* BEGIN Data rows *

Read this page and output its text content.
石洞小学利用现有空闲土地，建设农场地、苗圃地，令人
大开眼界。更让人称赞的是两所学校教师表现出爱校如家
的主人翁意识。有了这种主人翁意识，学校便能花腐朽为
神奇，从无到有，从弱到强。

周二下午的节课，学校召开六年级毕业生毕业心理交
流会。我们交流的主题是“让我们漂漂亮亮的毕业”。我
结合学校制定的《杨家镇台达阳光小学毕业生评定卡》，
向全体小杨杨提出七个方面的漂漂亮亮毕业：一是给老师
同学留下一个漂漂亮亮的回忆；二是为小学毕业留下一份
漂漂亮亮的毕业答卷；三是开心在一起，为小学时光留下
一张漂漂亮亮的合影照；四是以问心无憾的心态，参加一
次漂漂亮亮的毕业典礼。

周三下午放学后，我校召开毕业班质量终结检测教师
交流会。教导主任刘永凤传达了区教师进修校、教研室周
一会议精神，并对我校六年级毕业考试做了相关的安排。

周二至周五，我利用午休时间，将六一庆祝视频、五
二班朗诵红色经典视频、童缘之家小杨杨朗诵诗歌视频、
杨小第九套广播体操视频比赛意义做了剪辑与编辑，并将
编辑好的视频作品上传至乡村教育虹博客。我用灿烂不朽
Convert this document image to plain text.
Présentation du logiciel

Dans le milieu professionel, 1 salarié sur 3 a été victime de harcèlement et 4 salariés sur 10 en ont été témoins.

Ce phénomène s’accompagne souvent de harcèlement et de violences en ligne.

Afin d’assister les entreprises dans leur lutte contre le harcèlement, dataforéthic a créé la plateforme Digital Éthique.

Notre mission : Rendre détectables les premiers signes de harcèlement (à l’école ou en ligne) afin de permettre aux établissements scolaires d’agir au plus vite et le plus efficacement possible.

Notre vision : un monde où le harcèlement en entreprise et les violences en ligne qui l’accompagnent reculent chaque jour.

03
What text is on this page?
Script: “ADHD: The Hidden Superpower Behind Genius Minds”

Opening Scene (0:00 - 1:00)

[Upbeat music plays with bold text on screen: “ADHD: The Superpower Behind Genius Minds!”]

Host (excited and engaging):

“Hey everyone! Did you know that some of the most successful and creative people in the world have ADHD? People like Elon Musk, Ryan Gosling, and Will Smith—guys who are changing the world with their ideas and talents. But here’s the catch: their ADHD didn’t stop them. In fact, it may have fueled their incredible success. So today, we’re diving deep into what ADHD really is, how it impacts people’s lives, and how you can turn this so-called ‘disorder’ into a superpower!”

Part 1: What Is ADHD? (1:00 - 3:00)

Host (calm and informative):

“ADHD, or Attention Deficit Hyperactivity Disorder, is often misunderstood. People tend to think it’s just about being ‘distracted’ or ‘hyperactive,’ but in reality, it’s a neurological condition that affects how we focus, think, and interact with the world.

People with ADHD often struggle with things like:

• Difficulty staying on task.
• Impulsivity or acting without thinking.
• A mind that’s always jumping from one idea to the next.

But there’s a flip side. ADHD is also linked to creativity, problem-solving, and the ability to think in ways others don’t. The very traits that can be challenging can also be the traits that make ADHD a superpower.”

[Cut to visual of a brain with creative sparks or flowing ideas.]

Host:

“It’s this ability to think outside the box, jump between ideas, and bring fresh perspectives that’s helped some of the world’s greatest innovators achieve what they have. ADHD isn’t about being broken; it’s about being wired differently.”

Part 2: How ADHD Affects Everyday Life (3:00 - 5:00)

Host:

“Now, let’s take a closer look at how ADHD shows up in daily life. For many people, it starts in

* END Data rows *

Quote all of the entries verbatim.

Read this page and output its text content.
石洞小学利用现有空闲土地，建设农场地、苗圃地，令人
大开眼界。更让人称赞的是两所学校教师表现出爱校如家
的主人翁意识。有了这种主人翁意识，学校便能花腐朽为
神奇，从无到有，从弱到强。

周二下午的节课，学校召开六年级毕业生毕业心理交
流会。我们交流的主题是“让我们漂漂亮亮的毕业”。我
结合学校制定的《杨家镇台达阳光小学毕业生评定卡》，
向全体小杨杨提出七个方面的漂漂亮亮毕业：一是给老师
同学留下一个漂漂亮亮的回忆；二是为小学毕业留下一份
漂漂亮亮的毕业答卷；三是开心在一起，为小学时光留下
一张漂漂亮亮的合影照；四是以问心无憾的心态，参加一
次漂漂亮亮的毕业典礼。

周三下午放学后，我校召开毕业班质量终结检测教师
交流会。教导主任刘永凤传达了区教师进修校、教研室周
一会议精神，并对我校六年级毕业考试做了相关的安排。

周二至周五，我利用午休时间，将六一庆祝视频、五
二班朗诵红色经典视频、童缘之家小杨杨朗诵诗歌视频、
杨小第九套广播体操视频比赛意义做了剪辑与编辑，并将
编辑好的视频作品上传至乡村教育虹博客。我用灿烂不朽
Convert this document image to plain text.
Présentation du logiciel

Dans le milieu professionel, 1 salarié sur 3 a été victime de harcèlement et 4 salariés sur 10 en ont été témoins.

Ce phénomène s’accompagne souvent de harcèlement et de violences en ligne.

Afin d’assister les entreprises dans leur lutte contre le harcèlement, dataforéthic a créé la plateforme Digital Éthique.

Notre mission : Rendre détectables les premiers signes de harcèlement (à l’école ou en ligne) afin de permettre aux établissements scolaires d’agir au plus vite et le plus efficacement possible.

Notre vision : un monde où le harcèlement en entreprise et les violences en ligne qui l’accompagnent reculent chaque jour.

03
What text is on this page?
Script: “ADHD: The Hidden Superpower Behind Genius Minds”

Opening Scene (0:00 - 1:00)

[Upbeat music plays with bold text on screen: “ADHD: The Superpower Behind Genius Minds!”]

Host (excited and engaging):

“Hey everyone! Did you know that some of the most successful and creative people in the world have ADHD? People like Elon Musk, Ryan Gosling, and Will Smith—guys who are changing the world with their ideas and talents. But here’s the catch: their ADHD didn’t stop them. In fact, it may have fueled their incredible success. So today, we’re diving deep into what ADHD really is, how it impacts people’s lives, and how you can turn this so-called ‘disorder’ into a superpower!”

Part 1: What Is ADHD? (1:00 - 3:00)

Host (calm and informative):

“ADHD, or Attention Deficit Hyperactivity Disorder, is often misunderstood. People tend to think it’s just about being ‘distracted’ or ‘hyperactive,’ but in reality, it’s a neurological condition that affects how we focus, think, and interact with the world.

People with ADHD often struggle with things like:

• Difficulty staying on task.
• Impulsivity or acting without thinking.
• A mind that’s always jumping from one idea to the next.

But there’s a flip side. ADHD is also linked to creativity, problem-solving, and the ability to think in ways others don’t. The very traits that can be challenging can also be the traits that make ADHD a superpower.”

[Cut to visual of a brain with creative sparks or flowing ideas.]

Host:

“It’s this ability to think outside the box, jump between ideas, and bring fresh perspectives that’s helped some of the world’s greatest innovators achieve what they have. ADHD isn’t about being broken; it’s about being wired differently.”

Part 2: How ADHD Affects Everyday Life (3:00 - 5:00)

Host:

“Now, let’s take a closer look at how ADHD shows up in daily life. For many people, it starts in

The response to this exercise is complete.